# EXERCISE INPUTS start
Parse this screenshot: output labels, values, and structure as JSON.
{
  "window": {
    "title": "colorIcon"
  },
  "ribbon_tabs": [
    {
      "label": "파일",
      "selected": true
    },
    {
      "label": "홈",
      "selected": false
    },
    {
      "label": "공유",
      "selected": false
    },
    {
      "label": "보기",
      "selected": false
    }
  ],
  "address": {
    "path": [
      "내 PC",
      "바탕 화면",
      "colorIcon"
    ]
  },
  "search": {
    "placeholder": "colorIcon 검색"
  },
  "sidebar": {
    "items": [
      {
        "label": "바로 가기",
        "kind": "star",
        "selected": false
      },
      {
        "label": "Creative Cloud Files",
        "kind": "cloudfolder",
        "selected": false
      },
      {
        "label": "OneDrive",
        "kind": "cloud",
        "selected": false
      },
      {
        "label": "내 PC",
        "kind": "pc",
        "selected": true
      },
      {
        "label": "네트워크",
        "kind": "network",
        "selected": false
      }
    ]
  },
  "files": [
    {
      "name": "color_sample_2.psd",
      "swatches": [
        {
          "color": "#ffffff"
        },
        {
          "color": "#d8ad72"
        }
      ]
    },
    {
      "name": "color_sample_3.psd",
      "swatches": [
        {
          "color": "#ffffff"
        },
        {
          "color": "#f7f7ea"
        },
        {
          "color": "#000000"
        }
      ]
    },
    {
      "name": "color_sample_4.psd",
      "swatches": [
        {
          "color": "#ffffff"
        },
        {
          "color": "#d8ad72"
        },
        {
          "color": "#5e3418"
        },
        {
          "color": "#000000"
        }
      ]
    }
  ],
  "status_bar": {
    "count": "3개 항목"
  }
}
# EXERCISE INPUTS end
TASK TO COMPLETE
Retype the records above exactly.

ANSWER IN FULL
Parse this screenshot: output labels, values, and structure as JSON.
{
  "window": {
    "title": "colorIcon"
  },
  "ribbon_tabs": [
    {
      "label": "파일",
      "selected": true
    },
    {
      "label": "홈",
      "selected": false
    },
    {
      "label": "공유",
      "selected": false
    },
    {
      "label": "보기",
      "selected": false
    }
  ],
  "address": {
    "path": [
      "내 PC",
      "바탕 화면",
      "colorIcon"
    ]
  },
  "search": {
    "placeholder": "colorIcon 검색"
  },
  "sidebar": {
    "items": [
      {
        "label": "바로 가기",
        "kind": "star",
        "selected": false
      },
      {
        "label": "Creative Cloud Files",
        "kind": "cloudfolder",
        "selected": false
      },
      {
        "label": "OneDrive",
        "kind": "cloud",
        "selected": false
      },
      {
        "label": "내 PC",
        "kind": "pc",
        "selected": true
      },
      {
        "label": "네트워크",
        "kind": "network",
        "selected": false
      }
    ]
  },
  "files": [
    {
      "name": "color_sample_2.psd",
      "swatches": [
        {
          "color": "#ffffff"
        },
        {
          "color": "#d8ad72"
        }
      ]
    },
    {
      "name": "color_sample_3.psd",
      "swatches": [
        {
          "color": "#ffffff"
        },
        {
          "color": "#f7f7ea"
        },
        {
          "color": "#000000"
        }
      ]
    },
    {
      "name": "color_sample_4.psd",
      "swatches": [
        {
          "color": "#ffffff"
        },
        {
          "color": "#d8ad72"
        },
        {
          "color": "#5e3418"
        },
        {
          "color": "#000000"
        }
      ]
    }
  ],
  "status_bar": {
    "count": "3개 항목"
  }
}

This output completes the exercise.